=== EXERCISE DETAILS ===
Copy the listing below word for word, starting at its first line and ending after the line that contains "blob-atl-blue xyxy=(345,183,455,227)".

•••••

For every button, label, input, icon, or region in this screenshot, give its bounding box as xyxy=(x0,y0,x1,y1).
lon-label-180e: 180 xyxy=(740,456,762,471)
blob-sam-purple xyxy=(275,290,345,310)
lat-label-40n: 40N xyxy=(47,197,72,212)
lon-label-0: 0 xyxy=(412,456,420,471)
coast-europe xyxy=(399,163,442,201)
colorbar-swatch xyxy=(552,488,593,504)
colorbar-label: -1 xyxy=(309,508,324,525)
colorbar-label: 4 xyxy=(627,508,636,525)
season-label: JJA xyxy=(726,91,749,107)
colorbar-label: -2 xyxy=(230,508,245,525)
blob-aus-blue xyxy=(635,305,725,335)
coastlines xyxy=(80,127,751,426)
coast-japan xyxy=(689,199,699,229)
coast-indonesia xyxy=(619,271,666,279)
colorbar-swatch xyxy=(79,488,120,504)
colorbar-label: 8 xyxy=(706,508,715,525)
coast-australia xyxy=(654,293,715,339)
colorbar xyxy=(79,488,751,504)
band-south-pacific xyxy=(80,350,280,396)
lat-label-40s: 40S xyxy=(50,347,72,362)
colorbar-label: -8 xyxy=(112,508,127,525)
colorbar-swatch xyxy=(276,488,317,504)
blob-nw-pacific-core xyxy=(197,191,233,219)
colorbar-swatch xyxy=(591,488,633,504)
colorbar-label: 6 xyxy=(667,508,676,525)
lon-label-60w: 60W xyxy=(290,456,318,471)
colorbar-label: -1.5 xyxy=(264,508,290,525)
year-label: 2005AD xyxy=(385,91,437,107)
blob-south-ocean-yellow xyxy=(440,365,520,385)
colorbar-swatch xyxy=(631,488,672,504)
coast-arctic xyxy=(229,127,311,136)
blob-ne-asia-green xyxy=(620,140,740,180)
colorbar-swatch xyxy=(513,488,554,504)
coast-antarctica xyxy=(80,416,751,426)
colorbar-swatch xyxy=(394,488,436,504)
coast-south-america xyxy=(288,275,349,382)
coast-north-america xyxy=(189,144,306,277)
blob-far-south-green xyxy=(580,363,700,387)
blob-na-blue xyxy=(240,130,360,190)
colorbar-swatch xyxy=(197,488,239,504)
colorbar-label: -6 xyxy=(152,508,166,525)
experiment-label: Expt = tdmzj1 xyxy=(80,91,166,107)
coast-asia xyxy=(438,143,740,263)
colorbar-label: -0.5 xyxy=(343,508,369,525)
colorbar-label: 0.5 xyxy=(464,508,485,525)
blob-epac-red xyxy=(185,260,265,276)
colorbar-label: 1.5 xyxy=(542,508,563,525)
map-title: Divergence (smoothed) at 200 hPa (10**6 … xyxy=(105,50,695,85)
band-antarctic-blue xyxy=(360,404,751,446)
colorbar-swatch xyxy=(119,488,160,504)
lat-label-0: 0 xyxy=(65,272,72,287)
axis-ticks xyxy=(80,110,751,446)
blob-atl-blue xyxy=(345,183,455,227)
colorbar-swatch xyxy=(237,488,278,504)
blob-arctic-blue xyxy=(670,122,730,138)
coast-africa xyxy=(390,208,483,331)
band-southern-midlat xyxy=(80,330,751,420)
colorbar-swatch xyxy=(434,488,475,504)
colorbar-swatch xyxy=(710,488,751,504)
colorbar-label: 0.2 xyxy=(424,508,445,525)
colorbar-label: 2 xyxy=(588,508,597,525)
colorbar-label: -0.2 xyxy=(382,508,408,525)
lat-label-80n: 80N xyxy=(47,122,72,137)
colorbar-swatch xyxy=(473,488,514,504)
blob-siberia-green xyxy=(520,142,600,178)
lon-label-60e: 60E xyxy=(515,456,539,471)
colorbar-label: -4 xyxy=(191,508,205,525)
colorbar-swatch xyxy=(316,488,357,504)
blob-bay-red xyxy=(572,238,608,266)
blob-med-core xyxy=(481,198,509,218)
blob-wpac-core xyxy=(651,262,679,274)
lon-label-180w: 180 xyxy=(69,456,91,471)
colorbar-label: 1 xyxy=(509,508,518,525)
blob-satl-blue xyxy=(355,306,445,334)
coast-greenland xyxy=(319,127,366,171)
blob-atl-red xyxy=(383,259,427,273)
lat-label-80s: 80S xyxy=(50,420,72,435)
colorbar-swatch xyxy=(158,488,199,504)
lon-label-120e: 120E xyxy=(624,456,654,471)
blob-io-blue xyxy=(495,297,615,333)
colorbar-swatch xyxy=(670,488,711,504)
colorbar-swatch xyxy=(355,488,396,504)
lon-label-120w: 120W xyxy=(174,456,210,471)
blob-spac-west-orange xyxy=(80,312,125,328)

•••••

=== RESULT ===
For every button, label, input, icon, or region in this screenshot, give its bounding box as xyxy=(x0,y0,x1,y1).
lon-label-180e: 180 xyxy=(740,456,762,471)
blob-sam-purple xyxy=(275,290,345,310)
lat-label-40n: 40N xyxy=(47,197,72,212)
lon-label-0: 0 xyxy=(412,456,420,471)
coast-europe xyxy=(399,163,442,201)
colorbar-swatch xyxy=(552,488,593,504)
colorbar-label: -1 xyxy=(309,508,324,525)
colorbar-label: 4 xyxy=(627,508,636,525)
season-label: JJA xyxy=(726,91,749,107)
colorbar-label: -2 xyxy=(230,508,245,525)
blob-aus-blue xyxy=(635,305,725,335)
coastlines xyxy=(80,127,751,426)
coast-japan xyxy=(689,199,699,229)
coast-indonesia xyxy=(619,271,666,279)
colorbar-swatch xyxy=(79,488,120,504)
colorbar-label: 8 xyxy=(706,508,715,525)
coast-australia xyxy=(654,293,715,339)
colorbar xyxy=(79,488,751,504)
band-south-pacific xyxy=(80,350,280,396)
lat-label-40s: 40S xyxy=(50,347,72,362)
colorbar-label: -8 xyxy=(112,508,127,525)
colorbar-swatch xyxy=(276,488,317,504)
blob-nw-pacific-core xyxy=(197,191,233,219)
colorbar-swatch xyxy=(591,488,633,504)
colorbar-label: 6 xyxy=(667,508,676,525)
lon-label-60w: 60W xyxy=(290,456,318,471)
colorbar-label: -1.5 xyxy=(264,508,290,525)
year-label: 2005AD xyxy=(385,91,437,107)
blob-south-ocean-yellow xyxy=(440,365,520,385)
colorbar-swatch xyxy=(631,488,672,504)
coast-arctic xyxy=(229,127,311,136)
blob-ne-asia-green xyxy=(620,140,740,180)
colorbar-swatch xyxy=(513,488,554,504)
coast-antarctica xyxy=(80,416,751,426)
colorbar-swatch xyxy=(394,488,436,504)
coast-south-america xyxy=(288,275,349,382)
coast-north-america xyxy=(189,144,306,277)
blob-far-south-green xyxy=(580,363,700,387)
blob-na-blue xyxy=(240,130,360,190)
colorbar-swatch xyxy=(197,488,239,504)
colorbar-label: -6 xyxy=(152,508,166,525)
experiment-label: Expt = tdmzj1 xyxy=(80,91,166,107)
coast-asia xyxy=(438,143,740,263)
colorbar-label: -0.5 xyxy=(343,508,369,525)
colorbar-label: 0.5 xyxy=(464,508,485,525)
blob-epac-red xyxy=(185,260,265,276)
colorbar-label: 1.5 xyxy=(542,508,563,525)
map-title: Divergence (smoothed) at 200 hPa (10**6 … xyxy=(105,50,695,85)
band-antarctic-blue xyxy=(360,404,751,446)
colorbar-swatch xyxy=(119,488,160,504)
lat-label-0: 0 xyxy=(65,272,72,287)
axis-ticks xyxy=(80,110,751,446)
blob-atl-blue xyxy=(345,183,455,227)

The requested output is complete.